### INFORMATION GIVEN
* * *

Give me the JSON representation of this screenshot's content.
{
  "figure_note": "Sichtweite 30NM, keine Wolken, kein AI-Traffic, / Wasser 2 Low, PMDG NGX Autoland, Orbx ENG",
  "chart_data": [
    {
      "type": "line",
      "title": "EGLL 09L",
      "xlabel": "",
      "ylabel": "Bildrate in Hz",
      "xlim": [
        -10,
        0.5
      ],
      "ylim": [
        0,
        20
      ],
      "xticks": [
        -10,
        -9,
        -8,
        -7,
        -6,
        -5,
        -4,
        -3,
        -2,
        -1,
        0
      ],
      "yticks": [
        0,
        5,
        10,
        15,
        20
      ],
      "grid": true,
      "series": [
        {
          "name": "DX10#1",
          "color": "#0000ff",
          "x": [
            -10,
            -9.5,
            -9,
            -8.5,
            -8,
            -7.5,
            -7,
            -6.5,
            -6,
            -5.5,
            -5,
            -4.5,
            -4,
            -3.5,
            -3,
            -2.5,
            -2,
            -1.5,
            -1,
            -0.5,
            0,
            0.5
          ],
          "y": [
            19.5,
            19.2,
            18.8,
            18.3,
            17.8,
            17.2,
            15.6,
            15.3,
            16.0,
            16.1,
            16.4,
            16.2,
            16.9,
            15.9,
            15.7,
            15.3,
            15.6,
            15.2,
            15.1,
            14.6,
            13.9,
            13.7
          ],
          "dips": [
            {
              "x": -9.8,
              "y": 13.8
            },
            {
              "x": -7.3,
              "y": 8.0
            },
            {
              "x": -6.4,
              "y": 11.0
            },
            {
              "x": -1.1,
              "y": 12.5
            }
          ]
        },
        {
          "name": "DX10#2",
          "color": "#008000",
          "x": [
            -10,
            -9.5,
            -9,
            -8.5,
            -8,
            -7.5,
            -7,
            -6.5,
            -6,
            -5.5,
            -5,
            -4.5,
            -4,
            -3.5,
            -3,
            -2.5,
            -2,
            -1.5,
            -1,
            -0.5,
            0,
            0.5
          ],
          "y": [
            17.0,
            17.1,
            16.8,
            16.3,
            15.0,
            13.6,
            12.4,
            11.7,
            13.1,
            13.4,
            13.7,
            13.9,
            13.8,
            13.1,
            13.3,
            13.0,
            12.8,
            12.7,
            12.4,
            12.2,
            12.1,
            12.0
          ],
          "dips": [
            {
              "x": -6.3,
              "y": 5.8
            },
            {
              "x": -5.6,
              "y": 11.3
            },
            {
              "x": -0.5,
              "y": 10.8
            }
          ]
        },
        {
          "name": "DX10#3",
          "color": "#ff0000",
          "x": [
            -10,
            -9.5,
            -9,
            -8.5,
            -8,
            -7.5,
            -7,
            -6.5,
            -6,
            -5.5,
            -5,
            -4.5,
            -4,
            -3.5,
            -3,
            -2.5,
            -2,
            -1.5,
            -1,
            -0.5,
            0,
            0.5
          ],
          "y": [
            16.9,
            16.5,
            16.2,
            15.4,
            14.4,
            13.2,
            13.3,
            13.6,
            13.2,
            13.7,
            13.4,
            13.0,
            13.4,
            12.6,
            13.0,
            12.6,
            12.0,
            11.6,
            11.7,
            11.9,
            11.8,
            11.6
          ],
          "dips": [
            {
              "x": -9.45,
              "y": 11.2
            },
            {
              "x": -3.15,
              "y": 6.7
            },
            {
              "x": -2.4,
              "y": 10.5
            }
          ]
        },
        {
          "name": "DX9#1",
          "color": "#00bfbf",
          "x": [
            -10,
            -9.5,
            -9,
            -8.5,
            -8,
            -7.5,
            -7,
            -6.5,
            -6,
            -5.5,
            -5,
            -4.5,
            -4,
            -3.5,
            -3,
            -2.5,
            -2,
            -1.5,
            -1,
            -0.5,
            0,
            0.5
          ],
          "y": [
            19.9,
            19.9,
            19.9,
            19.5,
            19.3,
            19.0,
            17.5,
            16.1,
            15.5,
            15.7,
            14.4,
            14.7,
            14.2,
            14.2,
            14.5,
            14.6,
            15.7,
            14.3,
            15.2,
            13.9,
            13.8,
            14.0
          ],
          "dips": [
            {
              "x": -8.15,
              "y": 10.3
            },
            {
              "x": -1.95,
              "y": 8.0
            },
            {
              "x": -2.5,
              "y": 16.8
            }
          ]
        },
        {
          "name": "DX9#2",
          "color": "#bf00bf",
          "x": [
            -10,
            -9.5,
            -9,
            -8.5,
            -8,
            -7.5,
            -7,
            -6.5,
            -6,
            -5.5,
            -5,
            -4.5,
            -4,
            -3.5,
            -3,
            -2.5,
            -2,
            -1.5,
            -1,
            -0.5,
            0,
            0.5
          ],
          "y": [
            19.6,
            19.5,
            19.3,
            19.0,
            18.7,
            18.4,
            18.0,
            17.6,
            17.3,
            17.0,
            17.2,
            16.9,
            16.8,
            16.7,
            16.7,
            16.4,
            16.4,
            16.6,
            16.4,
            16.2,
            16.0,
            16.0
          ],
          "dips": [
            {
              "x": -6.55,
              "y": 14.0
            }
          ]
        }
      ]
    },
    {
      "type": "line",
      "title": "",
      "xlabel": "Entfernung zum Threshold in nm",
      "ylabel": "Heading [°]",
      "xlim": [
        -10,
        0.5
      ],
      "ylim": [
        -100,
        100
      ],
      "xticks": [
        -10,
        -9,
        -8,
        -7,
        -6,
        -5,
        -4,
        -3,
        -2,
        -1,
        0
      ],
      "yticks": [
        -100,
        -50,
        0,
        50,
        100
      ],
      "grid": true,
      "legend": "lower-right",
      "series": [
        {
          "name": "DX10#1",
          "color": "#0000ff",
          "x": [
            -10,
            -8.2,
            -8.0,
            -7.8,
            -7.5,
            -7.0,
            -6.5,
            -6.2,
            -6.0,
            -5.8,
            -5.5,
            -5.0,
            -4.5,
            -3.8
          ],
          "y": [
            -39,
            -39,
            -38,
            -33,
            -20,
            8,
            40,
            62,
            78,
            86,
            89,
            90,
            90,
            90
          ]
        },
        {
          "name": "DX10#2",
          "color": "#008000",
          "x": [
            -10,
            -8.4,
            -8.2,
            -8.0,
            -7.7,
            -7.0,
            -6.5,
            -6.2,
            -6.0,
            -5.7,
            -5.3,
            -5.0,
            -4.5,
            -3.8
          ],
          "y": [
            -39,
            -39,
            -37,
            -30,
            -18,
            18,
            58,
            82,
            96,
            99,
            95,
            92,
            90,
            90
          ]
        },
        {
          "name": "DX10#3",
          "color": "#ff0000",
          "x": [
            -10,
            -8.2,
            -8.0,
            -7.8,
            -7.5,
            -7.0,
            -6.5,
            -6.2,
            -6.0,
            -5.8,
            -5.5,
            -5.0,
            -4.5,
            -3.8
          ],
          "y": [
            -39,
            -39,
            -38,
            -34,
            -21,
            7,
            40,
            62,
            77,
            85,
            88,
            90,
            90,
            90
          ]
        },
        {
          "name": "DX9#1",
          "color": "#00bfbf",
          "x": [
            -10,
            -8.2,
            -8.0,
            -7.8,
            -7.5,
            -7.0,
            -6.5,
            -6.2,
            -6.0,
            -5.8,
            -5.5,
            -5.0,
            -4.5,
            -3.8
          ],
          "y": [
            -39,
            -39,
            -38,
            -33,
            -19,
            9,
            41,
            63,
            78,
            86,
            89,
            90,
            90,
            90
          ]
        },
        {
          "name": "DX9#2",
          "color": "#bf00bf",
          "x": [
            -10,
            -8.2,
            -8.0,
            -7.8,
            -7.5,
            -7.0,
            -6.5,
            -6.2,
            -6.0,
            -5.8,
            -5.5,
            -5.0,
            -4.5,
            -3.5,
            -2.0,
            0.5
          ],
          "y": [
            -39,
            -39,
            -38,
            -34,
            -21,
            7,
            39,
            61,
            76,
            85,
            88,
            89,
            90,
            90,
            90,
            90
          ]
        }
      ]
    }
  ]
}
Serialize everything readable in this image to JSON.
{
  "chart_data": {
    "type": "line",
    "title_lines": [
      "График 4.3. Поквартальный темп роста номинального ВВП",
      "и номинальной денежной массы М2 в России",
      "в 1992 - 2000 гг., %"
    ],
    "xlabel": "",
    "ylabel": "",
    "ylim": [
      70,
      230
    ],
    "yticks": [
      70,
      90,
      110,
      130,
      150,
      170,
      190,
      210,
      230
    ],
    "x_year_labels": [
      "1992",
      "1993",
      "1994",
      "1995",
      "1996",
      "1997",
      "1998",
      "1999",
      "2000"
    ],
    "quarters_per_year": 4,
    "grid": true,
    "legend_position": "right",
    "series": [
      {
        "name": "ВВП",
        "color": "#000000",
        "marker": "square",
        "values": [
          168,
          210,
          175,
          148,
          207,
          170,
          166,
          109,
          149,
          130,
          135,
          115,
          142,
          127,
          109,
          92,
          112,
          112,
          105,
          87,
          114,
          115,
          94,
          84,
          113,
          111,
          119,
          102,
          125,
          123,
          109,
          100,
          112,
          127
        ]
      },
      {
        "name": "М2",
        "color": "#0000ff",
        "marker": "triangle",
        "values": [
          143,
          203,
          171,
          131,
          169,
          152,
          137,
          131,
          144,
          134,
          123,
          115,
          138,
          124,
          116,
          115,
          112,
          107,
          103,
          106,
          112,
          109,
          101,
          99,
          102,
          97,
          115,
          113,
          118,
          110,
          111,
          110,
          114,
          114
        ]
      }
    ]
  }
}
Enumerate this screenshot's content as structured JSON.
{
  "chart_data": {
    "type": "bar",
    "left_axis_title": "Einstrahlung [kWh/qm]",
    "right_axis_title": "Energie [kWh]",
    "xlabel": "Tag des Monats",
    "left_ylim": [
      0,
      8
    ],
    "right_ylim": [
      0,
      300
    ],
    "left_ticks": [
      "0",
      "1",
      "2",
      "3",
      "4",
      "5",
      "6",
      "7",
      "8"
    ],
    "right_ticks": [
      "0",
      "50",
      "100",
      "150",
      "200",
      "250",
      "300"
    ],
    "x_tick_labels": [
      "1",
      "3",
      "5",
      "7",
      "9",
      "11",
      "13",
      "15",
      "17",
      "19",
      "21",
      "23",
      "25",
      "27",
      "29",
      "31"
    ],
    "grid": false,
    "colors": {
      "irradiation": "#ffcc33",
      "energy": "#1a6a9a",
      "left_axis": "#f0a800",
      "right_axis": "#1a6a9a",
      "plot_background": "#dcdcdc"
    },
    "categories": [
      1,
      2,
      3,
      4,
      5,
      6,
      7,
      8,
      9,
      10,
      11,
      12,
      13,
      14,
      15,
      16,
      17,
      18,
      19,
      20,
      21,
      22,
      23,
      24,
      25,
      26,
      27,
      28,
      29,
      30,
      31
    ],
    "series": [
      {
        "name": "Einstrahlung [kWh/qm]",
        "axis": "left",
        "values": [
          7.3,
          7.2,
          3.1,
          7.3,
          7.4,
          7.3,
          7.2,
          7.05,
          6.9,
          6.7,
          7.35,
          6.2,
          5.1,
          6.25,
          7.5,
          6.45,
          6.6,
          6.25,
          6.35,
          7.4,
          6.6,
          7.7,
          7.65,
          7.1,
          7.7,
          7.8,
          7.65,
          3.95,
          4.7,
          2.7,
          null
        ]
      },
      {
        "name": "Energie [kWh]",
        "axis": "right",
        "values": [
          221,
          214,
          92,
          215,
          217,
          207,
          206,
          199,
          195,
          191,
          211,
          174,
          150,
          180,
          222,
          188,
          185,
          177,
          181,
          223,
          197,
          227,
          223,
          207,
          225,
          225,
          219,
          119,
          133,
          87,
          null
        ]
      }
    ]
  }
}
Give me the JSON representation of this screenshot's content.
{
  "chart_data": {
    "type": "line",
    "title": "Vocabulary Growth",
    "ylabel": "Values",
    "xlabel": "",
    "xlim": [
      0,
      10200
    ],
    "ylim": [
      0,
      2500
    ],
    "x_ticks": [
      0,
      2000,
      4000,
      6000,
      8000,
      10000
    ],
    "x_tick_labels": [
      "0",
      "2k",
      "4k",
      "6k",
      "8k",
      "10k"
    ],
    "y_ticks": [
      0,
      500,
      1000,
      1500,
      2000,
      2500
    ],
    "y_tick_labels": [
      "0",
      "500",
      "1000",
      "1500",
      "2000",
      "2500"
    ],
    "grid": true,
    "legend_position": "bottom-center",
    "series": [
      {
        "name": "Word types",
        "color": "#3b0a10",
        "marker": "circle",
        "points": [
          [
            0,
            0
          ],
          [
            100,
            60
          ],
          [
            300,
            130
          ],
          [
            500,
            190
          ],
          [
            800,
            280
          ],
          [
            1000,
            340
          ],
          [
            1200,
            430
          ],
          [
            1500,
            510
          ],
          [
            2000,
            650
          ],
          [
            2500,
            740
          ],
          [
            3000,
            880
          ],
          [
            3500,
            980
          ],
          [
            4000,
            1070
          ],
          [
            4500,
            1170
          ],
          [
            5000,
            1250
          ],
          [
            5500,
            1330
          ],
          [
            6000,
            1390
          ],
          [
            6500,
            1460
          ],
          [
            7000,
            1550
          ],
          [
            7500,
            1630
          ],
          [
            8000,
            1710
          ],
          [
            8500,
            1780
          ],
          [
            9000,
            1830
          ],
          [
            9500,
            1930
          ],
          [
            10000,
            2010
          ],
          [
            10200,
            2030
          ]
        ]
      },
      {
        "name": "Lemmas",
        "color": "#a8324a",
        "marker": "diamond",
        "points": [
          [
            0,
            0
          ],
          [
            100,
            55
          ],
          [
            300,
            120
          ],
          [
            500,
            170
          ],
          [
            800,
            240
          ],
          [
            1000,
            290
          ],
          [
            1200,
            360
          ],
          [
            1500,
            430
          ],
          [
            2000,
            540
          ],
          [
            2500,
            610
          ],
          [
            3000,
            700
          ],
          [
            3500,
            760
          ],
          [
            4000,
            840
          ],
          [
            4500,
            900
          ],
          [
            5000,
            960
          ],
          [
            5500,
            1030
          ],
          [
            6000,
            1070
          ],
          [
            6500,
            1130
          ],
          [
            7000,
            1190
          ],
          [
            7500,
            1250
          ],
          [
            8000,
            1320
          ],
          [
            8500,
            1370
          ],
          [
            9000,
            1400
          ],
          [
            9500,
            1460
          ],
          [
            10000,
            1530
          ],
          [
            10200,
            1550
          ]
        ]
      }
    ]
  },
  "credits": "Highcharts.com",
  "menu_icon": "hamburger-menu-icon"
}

* * *

### SET TASK
Say how many lines in the listing above include "xlabel". Give nothing but the number.

### THE REPLY
5